— BEGIN —
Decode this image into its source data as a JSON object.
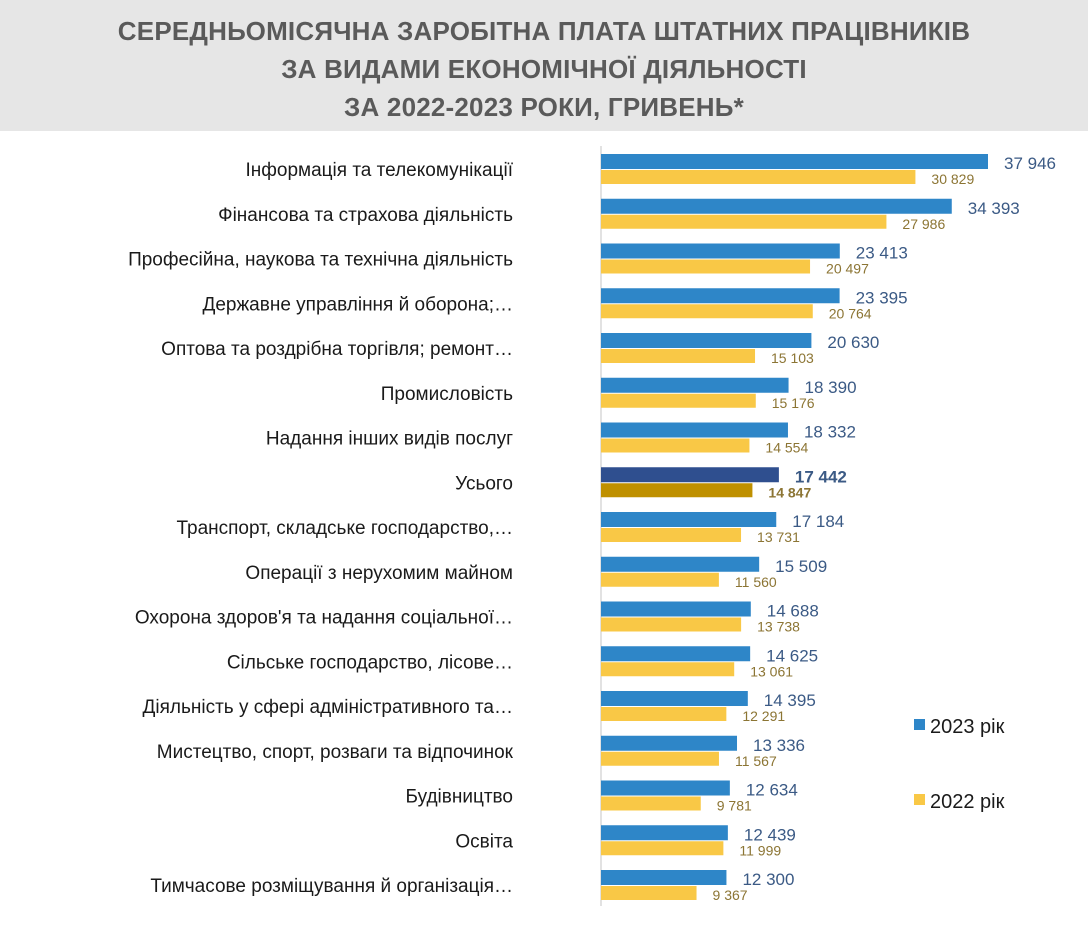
{
  "title_lines": [
    "СЕРЕДНЬОМІСЯЧНА ЗАРОБІТНА ПЛАТА ШТАТНИХ ПРАЦІВНИКІВ",
    "ЗА ВИДАМИ ЕКОНОМІЧНОЇ ДІЯЛЬНОСТІ",
    "ЗА 2022-2023 РОКИ, ГРИВЕНЬ*"
  ],
  "chart_data": {
    "type": "bar",
    "orientation": "horizontal",
    "title": "СЕРЕДНЬОМІСЯЧНА ЗАРОБІТНА ПЛАТА ШТАТНИХ ПРАЦІВНИКІВ ЗА ВИДАМИ ЕКОНОМІЧНОЇ ДІЯЛЬНОСТІ ЗА 2022-2023 РОКИ, ГРИВЕНЬ*",
    "categories": [
      "Інформація та телекомунікації",
      "Фінансова та страхова діяльність",
      "Професійна, наукова та технічна діяльність",
      "Державне управління й оборона;…",
      "Оптова та роздрібна торгівля; ремонт…",
      "Промисловість",
      "Надання інших видів послуг",
      "Усього",
      "Транспорт, складське господарство,…",
      "Операції з нерухомим майном",
      "Охорона здоров'я та надання соціальної…",
      "Сільське господарство, лісове…",
      "Діяльність у сфері адміністративного та…",
      "Мистецтво, спорт, розваги та відпочинок",
      "Будівництво",
      "Освіта",
      "Тимчасове розміщування й організація…"
    ],
    "highlight_category": "Усього",
    "series": [
      {
        "name": "2023 рік",
        "color": "#2e86c8",
        "highlight_color": "#2f4f8f",
        "values": [
          37946,
          34393,
          23413,
          23395,
          20630,
          18390,
          18332,
          17442,
          17184,
          15509,
          14688,
          14625,
          14395,
          13336,
          12634,
          12439,
          12300
        ]
      },
      {
        "name": "2022 рік",
        "color": "#f9c846",
        "highlight_color": "#bf9000",
        "values": [
          30829,
          27986,
          20497,
          20764,
          15103,
          15176,
          14554,
          14847,
          13731,
          11560,
          13738,
          13061,
          12291,
          11567,
          9781,
          11999,
          9367
        ]
      }
    ],
    "xlim": [
      0,
      38000
    ],
    "grid": false,
    "data_labels": true,
    "legend_position": "right"
  }
}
— END —
- _Work instructions_
Among the records above, find each line holding the string "ШТАТНИХ" and pull it out.

- _Solution for this exercise_
    "СЕРЕДНЬОМІСЯЧНА ЗАРОБІТНА ПЛАТА ШТАТНИХ ПРАЦІВНИКІВ",
    "title": "СЕРЕДНЬОМІСЯЧНА ЗАРОБІТНА ПЛАТА ШТАТНИХ ПРАЦІВНИКІВ ЗА ВИДАМИ ЕКОНОМІЧНОЇ ДІЯЛЬНОСТІ ЗА 2022-2023 РОКИ, ГРИВЕНЬ*",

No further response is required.